**What you have to do:** The required result is each line of the entries below containing the string "Total".

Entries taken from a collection

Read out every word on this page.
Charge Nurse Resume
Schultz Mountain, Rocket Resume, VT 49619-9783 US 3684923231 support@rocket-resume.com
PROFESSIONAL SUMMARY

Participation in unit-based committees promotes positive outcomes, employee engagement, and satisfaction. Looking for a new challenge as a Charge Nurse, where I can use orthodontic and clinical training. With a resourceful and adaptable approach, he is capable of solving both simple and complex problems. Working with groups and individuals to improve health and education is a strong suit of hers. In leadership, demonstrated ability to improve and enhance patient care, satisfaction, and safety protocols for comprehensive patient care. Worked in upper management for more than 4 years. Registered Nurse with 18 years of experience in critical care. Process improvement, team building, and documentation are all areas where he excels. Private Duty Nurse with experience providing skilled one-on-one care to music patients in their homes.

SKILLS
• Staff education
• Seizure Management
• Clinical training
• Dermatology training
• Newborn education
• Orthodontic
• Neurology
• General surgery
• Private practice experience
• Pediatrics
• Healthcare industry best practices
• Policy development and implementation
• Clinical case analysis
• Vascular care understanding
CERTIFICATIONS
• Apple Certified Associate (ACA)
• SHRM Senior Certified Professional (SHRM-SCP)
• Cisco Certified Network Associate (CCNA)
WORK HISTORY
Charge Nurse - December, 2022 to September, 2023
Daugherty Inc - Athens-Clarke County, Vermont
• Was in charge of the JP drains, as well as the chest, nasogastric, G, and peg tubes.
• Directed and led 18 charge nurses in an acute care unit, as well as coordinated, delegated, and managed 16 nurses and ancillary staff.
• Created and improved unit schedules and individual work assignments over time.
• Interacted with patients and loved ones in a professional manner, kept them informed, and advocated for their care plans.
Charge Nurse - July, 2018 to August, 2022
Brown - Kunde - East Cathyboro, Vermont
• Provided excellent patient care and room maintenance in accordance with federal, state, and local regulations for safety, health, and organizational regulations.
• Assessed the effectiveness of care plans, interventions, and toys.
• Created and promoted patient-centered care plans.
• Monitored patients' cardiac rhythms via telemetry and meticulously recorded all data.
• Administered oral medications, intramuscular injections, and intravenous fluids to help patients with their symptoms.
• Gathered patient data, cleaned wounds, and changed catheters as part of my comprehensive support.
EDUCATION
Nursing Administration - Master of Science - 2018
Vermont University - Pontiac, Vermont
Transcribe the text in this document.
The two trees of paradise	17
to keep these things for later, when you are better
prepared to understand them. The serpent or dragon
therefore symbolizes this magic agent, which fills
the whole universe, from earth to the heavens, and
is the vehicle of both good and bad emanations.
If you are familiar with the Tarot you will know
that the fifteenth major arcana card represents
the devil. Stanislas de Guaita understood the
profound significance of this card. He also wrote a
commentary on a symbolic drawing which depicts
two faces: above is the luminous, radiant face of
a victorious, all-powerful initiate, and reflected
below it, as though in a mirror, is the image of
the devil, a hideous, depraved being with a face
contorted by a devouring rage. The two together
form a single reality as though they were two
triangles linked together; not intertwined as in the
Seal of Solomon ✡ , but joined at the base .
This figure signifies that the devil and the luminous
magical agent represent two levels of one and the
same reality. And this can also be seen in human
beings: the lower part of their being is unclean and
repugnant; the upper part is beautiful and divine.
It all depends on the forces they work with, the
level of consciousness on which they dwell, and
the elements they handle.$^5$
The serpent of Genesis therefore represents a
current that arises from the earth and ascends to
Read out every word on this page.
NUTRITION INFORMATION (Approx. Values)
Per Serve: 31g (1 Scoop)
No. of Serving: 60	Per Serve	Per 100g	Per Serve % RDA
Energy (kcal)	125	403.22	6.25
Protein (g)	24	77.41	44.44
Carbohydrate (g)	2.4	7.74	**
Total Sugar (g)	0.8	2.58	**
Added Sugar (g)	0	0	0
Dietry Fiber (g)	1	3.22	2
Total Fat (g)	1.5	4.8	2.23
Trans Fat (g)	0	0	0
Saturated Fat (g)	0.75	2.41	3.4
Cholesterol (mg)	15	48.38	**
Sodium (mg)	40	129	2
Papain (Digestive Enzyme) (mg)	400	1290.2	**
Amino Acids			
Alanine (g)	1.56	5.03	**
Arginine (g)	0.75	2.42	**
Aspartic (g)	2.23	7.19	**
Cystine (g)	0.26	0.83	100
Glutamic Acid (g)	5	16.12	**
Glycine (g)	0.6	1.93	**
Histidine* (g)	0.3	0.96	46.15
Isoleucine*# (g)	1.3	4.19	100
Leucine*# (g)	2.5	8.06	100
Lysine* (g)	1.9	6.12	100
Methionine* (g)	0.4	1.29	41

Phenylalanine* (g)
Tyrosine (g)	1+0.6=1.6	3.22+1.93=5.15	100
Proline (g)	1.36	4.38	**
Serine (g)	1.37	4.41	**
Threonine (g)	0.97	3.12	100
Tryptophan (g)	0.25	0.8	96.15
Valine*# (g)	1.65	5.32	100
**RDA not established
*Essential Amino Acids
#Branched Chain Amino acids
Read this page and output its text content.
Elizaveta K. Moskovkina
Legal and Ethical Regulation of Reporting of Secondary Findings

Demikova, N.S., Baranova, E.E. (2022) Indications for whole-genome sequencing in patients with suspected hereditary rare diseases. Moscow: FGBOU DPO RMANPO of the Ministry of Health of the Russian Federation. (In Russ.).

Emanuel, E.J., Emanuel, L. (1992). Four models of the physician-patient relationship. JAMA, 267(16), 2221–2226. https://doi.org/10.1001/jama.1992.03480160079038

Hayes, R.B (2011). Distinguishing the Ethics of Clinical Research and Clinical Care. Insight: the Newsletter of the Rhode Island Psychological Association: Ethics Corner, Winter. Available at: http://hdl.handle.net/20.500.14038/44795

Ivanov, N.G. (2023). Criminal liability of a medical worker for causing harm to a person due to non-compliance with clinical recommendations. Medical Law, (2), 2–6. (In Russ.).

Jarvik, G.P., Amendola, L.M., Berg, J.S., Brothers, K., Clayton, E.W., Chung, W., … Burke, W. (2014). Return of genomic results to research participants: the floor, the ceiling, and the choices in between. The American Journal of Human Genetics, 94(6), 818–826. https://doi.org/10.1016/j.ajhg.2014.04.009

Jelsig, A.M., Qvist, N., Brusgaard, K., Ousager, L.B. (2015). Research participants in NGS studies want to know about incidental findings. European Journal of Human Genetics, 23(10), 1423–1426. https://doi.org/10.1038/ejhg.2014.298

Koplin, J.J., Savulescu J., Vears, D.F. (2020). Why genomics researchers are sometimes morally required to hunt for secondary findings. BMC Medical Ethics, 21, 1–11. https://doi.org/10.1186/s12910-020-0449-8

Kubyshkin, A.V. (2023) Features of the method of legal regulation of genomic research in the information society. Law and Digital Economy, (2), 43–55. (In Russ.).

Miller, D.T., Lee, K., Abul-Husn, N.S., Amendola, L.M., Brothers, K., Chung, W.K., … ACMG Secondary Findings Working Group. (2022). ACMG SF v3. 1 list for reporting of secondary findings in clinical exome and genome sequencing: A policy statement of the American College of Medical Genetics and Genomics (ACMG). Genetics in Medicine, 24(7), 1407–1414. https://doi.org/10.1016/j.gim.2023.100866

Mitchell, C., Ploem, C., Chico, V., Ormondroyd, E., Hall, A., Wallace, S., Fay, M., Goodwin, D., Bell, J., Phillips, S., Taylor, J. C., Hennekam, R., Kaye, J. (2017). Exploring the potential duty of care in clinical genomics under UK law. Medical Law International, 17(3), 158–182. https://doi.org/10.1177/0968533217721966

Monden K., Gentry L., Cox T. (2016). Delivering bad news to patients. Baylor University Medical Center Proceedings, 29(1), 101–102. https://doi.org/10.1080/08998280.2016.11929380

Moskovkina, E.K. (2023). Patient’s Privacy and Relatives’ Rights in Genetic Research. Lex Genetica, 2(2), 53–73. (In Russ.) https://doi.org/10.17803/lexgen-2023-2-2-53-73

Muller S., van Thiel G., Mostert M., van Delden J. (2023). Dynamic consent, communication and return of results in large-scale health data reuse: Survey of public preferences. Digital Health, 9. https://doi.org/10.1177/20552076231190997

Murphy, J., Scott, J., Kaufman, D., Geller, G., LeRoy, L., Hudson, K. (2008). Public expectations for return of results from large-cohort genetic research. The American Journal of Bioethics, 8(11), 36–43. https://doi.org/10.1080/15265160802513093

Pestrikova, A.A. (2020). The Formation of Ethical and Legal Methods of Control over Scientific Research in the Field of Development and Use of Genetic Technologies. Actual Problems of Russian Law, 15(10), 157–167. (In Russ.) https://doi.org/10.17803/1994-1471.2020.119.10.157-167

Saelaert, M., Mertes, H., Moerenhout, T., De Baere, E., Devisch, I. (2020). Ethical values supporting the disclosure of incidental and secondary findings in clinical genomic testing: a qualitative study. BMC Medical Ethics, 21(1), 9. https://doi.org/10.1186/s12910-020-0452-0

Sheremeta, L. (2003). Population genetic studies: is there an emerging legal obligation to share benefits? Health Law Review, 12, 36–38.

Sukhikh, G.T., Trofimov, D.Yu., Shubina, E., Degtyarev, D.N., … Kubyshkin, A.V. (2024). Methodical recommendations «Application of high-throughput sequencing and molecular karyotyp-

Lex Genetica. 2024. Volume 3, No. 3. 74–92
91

**Expected answer:**
Total Sugar (g)	0.8	2.58	**
Total Fat (g)	1.5	4.8	2.23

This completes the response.